__Recorded data__
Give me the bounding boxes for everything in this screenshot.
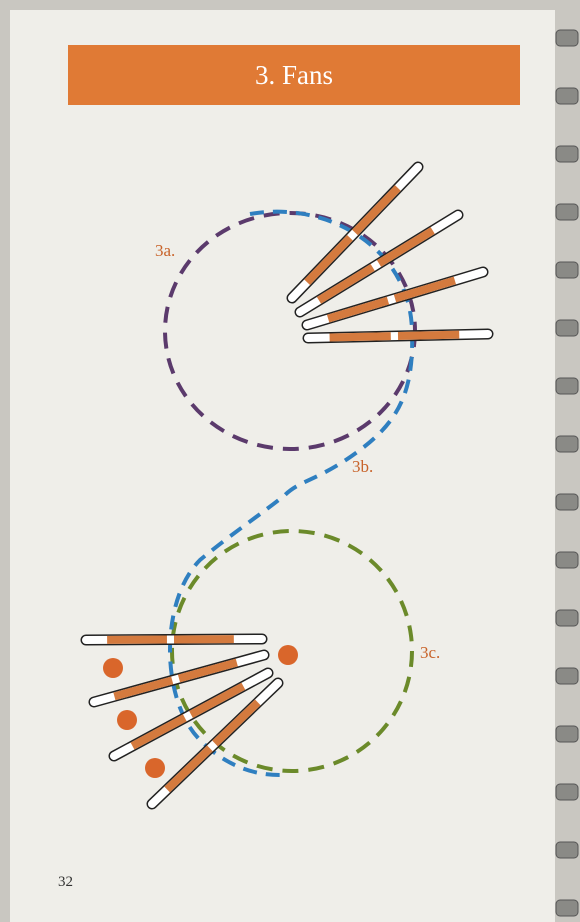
- chapter-title: 3. Fans: [255, 60, 333, 90]
- page-number: 32: [58, 874, 73, 890]
- page: 3. Fans 3a. 3b. 3c.: [0, 0, 580, 922]
- book-page: 3. Fans 3a. 3b. 3c.: [0, 0, 580, 922]
- label-3b: 3b.: [352, 457, 373, 476]
- label-3a: 3a.: [155, 241, 175, 260]
- paper: [10, 10, 555, 922]
- label-3c: 3c.: [420, 643, 440, 662]
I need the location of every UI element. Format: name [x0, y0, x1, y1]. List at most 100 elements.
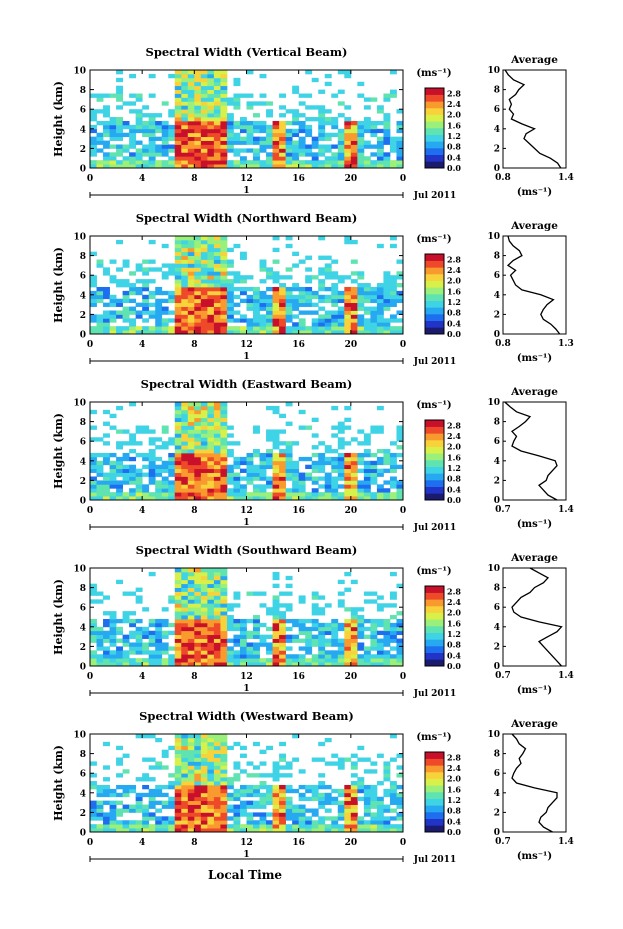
heatmap-cell	[90, 437, 97, 442]
y-tick-label: 10	[73, 399, 86, 409]
heatmap-cell	[259, 761, 267, 766]
heatmap-cell	[181, 575, 189, 581]
heatmap-cell	[266, 492, 273, 497]
heatmap-cell	[337, 642, 345, 647]
colorbar-segment	[425, 128, 444, 135]
heatmap-cell	[383, 152, 391, 157]
heatmap-cell	[194, 646, 202, 651]
heatmap-cell	[213, 417, 221, 422]
heatmap-cell	[279, 128, 287, 134]
heatmap-cell	[207, 484, 215, 489]
heatmap-cell	[279, 496, 287, 501]
heatmap-cell	[363, 322, 371, 327]
heatmap-cell	[259, 492, 267, 497]
heatmap-cell	[90, 460, 97, 466]
heatmap-cell	[305, 290, 313, 296]
heatmap-cell	[103, 271, 110, 276]
colorbar-segment	[425, 592, 444, 600]
heatmap-cell	[194, 741, 202, 747]
heatmap-cell	[207, 658, 215, 663]
heatmap-cell	[266, 136, 273, 141]
heatmap-cell	[213, 294, 221, 300]
heatmap-cell	[129, 646, 137, 651]
heatmap-cell	[181, 464, 189, 470]
heatmap-cell	[135, 808, 143, 813]
heatmap-cell	[233, 275, 241, 280]
heatmap-cell	[181, 571, 189, 577]
heatmap-cell	[324, 160, 332, 165]
heatmap-cell	[96, 314, 104, 319]
heatmap-cell	[194, 437, 202, 442]
heatmap-cell	[200, 132, 208, 138]
heatmap-cell	[253, 788, 260, 794]
heatmap-cell	[318, 113, 326, 118]
heatmap-cell	[285, 164, 293, 169]
heatmap-cell	[272, 784, 280, 790]
heatmap-cell	[161, 140, 169, 145]
heatmap-cell	[279, 136, 287, 141]
heatmap-cell	[200, 290, 208, 296]
heatmap-cell	[148, 314, 156, 319]
heatmap-cell	[331, 630, 339, 636]
heatmap-cell	[396, 753, 404, 758]
heatmap-cell	[181, 745, 189, 751]
heatmap-cell	[220, 800, 228, 805]
heatmap-cell	[233, 792, 241, 798]
heatmap-cell	[187, 290, 195, 296]
heatmap-cell	[233, 140, 241, 145]
heatmap-cell	[200, 314, 208, 319]
heatmap-cell	[370, 796, 378, 802]
heatmap-cell	[200, 741, 208, 747]
heatmap-cell	[357, 630, 365, 636]
heatmap-cell	[357, 136, 365, 141]
heatmap-cell	[292, 634, 300, 639]
heatmap-cell	[305, 148, 313, 153]
heatmap-cell	[187, 468, 195, 473]
heatmap-cell	[90, 290, 97, 296]
heatmap-cell	[279, 622, 287, 628]
heatmap-cell	[220, 437, 228, 442]
heatmap-cell	[200, 402, 208, 407]
heatmap-cell	[194, 259, 202, 264]
heatmap-cell	[357, 634, 365, 639]
heatmap-cell	[174, 492, 182, 497]
heatmap-cell	[155, 761, 163, 766]
heatmap-cell	[383, 97, 391, 102]
heatmap-cell	[142, 630, 150, 636]
heatmap-cell	[337, 140, 345, 145]
heatmap-cell	[220, 452, 228, 458]
heatmap-cell	[207, 77, 215, 83]
heatmap-cell	[103, 646, 110, 651]
heatmap-cell	[187, 132, 195, 138]
heatmap-cell	[155, 800, 163, 805]
heatmap-cell	[161, 124, 169, 130]
heatmap-cell	[200, 120, 208, 126]
heatmap-cell	[103, 630, 110, 636]
heatmap-cell	[181, 247, 189, 253]
heatmap-cell	[122, 480, 130, 485]
heatmap-cell	[148, 662, 156, 667]
heatmap-cell	[194, 496, 202, 501]
heatmap-cell	[318, 105, 326, 110]
y-tick-label: 6	[80, 272, 86, 282]
heatmap-cell	[90, 140, 97, 145]
heatmap-cell	[331, 824, 339, 829]
colorbar-segment	[425, 812, 444, 819]
heatmap-cell	[389, 816, 397, 821]
heatmap-cell	[187, 255, 195, 260]
heatmap-cell	[370, 97, 378, 102]
heatmap-cell	[96, 464, 104, 470]
heatmap-cell	[298, 286, 306, 292]
heatmap-cell	[213, 654, 221, 659]
heatmap-cell	[285, 298, 293, 304]
heatmap-cell	[266, 800, 273, 805]
heatmap-cell	[161, 496, 169, 501]
heatmap-cell	[168, 745, 176, 751]
heatmap-cell	[318, 484, 326, 489]
heatmap-cell	[148, 468, 156, 473]
heatmap-cell	[324, 654, 332, 659]
heatmap-cell	[292, 618, 300, 624]
heatmap-cell	[213, 330, 221, 335]
heatmap-cell	[376, 310, 384, 315]
heatmap-cell	[220, 89, 228, 94]
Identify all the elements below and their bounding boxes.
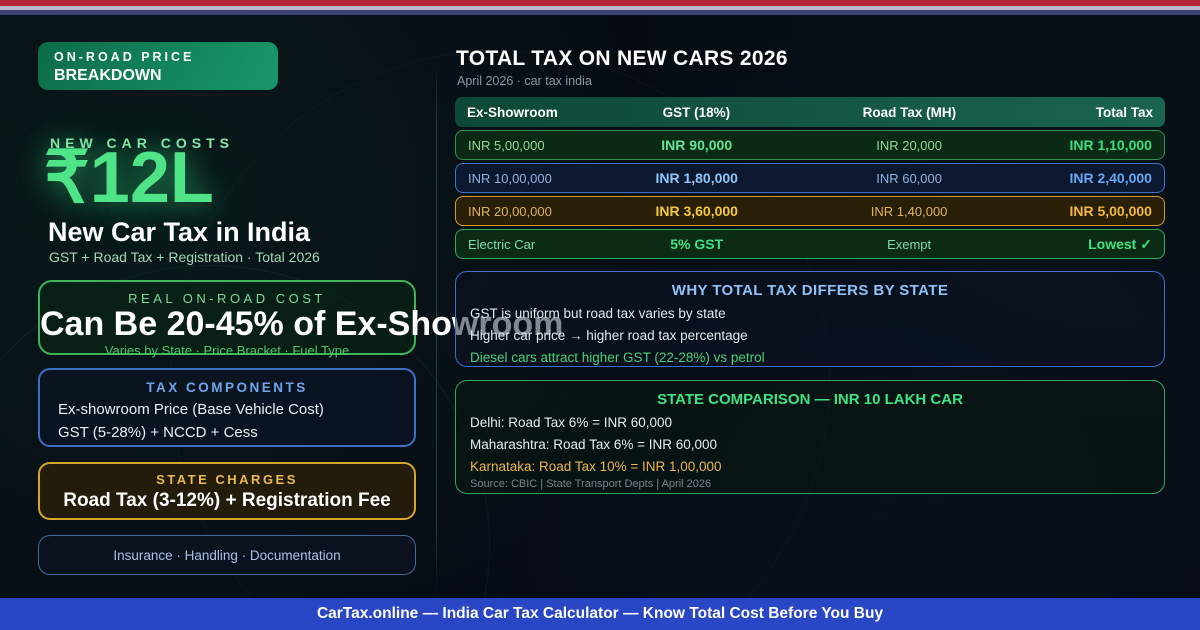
cell-ex-showroom: INR 5,00,000 (468, 137, 545, 153)
tax-components-line: GST (5-28%) + NCCD + Cess (58, 424, 258, 441)
real-cost-headline: Can Be 20-45% of Ex-Showroom (40, 305, 564, 343)
footer-bar: CarTax.online — India Car Tax Calculator… (0, 598, 1200, 630)
header-total-tax: Total Tax (1095, 104, 1153, 120)
tax-components-box: TAX COMPONENTS Ex-showroom Price (Base V… (38, 368, 416, 447)
cell-total-tax: INR 2,40,000 (1069, 170, 1152, 186)
cell-gst: 5% GST (670, 236, 724, 252)
table-row: INR 10,00,000 INR 1,80,000 INR 60,000 IN… (455, 163, 1165, 193)
header-gst: GST (18%) (662, 104, 731, 120)
top-stripe-purple (0, 10, 1200, 15)
on-road-price-badge: ON-ROAD PRICE BREAKDOWN (38, 42, 278, 90)
badge-line-1: ON-ROAD PRICE (54, 50, 195, 64)
cell-road-tax: INR 60,000 (876, 170, 942, 186)
tax-components-label: TAX COMPONENTS (146, 380, 308, 395)
cell-gst: INR 3,60,000 (655, 203, 738, 219)
table-row: INR 20,00,000 INR 3,60,000 INR 1,40,000 … (455, 196, 1165, 226)
page-subtitle: GST + Road Tax + Registration · Total 20… (49, 249, 320, 265)
cell-road-tax: Exempt (887, 236, 932, 252)
cell-total-tax: Lowest ✓ (1088, 235, 1152, 252)
table-section-subtitle: April 2026 · car tax india (457, 74, 592, 88)
state-comparison-box: STATE COMPARISON — INR 10 LAKH CAR Delhi… (455, 380, 1165, 494)
why-box-line: Higher car price → higher road tax perce… (470, 328, 748, 343)
real-cost-label: REAL ON-ROAD COST (128, 291, 326, 306)
price-big-value: ₹12L (44, 138, 214, 218)
source-note: Source: CBIC | State Transport Depts | A… (470, 478, 712, 490)
state-comparison-title: STATE COMPARISON — INR 10 LAKH CAR (657, 391, 963, 408)
why-tax-differs-box: WHY TOTAL TAX DIFFERS BY STATE GST is un… (455, 271, 1165, 367)
tax-table: Ex-Showroom GST (18%) Road Tax (MH) Tota… (455, 97, 1165, 259)
state-comparison-line-highlight: Karnataka: Road Tax 10% = INR 1,00,000 (470, 459, 722, 474)
real-on-road-cost-box: REAL ON-ROAD COST Can Be 20-45% of Ex-Sh… (38, 280, 564, 358)
cell-ex-showroom: INR 20,00,000 (468, 203, 552, 219)
top-stripe-red (0, 0, 1200, 6)
tax-components-line: Ex-showroom Price (Base Vehicle Cost) (58, 401, 324, 418)
top-stripe-light (0, 6, 1200, 10)
header-ex-showroom: Ex-Showroom (467, 104, 558, 120)
footer-text: CarTax.online — India Car Tax Calculator… (316, 605, 884, 622)
cell-road-tax: INR 1,40,000 (870, 203, 948, 219)
tax-table-header: Ex-Showroom GST (18%) Road Tax (MH) Tota… (455, 97, 1165, 127)
badge-line-2: BREAKDOWN (54, 67, 162, 84)
extras-box: Insurance · Handling · Documentation (38, 535, 416, 575)
cell-total-tax: INR 5,00,000 (1069, 203, 1152, 219)
cell-gst: INR 1,80,000 (655, 170, 738, 186)
cell-ex-showroom: INR 10,00,000 (468, 170, 552, 186)
panel-divider (436, 60, 437, 592)
page-title: New Car Tax in India (48, 217, 311, 247)
new-car-costs-kicker: NEW CAR COSTS (50, 135, 234, 151)
cell-road-tax: INR 20,000 (876, 137, 942, 153)
why-box-line: GST is uniform but road tax varies by st… (470, 306, 726, 321)
why-box-title: WHY TOTAL TAX DIFFERS BY STATE (671, 282, 949, 299)
state-comparison-line: Delhi: Road Tax 6% = INR 60,000 (470, 415, 672, 430)
cell-ex-showroom: Electric Car (468, 236, 536, 252)
cell-total-tax: INR 1,10,000 (1069, 137, 1152, 153)
header-road-tax: Road Tax (MH) (862, 104, 957, 120)
table-row-electric: Electric Car 5% GST Exempt Lowest ✓ (455, 229, 1165, 259)
real-cost-note: Varies by State · Price Bracket · Fuel T… (104, 342, 350, 358)
state-charges-headline: Road Tax (3-12%) + Registration Fee (63, 490, 391, 511)
cell-gst: INR 90,000 (661, 137, 733, 153)
table-section-title: TOTAL TAX ON NEW CARS 2026 (456, 47, 788, 70)
state-charges-box: STATE CHARGES Road Tax (3-12%) + Registr… (38, 462, 416, 520)
why-box-line-highlight: Diesel cars attract higher GST (22-28%) … (470, 350, 765, 365)
extras-text: Insurance · Handling · Documentation (113, 547, 341, 563)
table-row: INR 5,00,000 INR 90,000 INR 20,000 INR 1… (455, 130, 1165, 160)
state-comparison-line: Maharashtra: Road Tax 6% = INR 60,000 (470, 437, 718, 452)
state-charges-label: STATE CHARGES (156, 472, 298, 487)
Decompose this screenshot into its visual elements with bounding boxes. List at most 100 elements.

__The problem__
Reproduce verbatim everything in the listing from the line containing "- chapter-title: 3. Fans: [255, 60, 333, 90]" down to the line containing "I need the location", including both of those lines.

__Correct response__
- chapter-title: 3. Fans: [255, 60, 333, 90]
- page-number: 32: [58, 874, 73, 890]
- page: 3. Fans 3a. 3b. 3c.: [0, 0, 580, 922]
- book-page: 3. Fans 3a. 3b. 3c.: [0, 0, 580, 922]
- label-3b: 3b.: [352, 457, 373, 476]
- label-3a: 3a.: [155, 241, 175, 260]
- paper: [10, 10, 555, 922]
- label-3c: 3c.: [420, 643, 440, 662]
I need the location of every UI element. Format: name [x0, y0, x1, y1]. List at most 100 elements.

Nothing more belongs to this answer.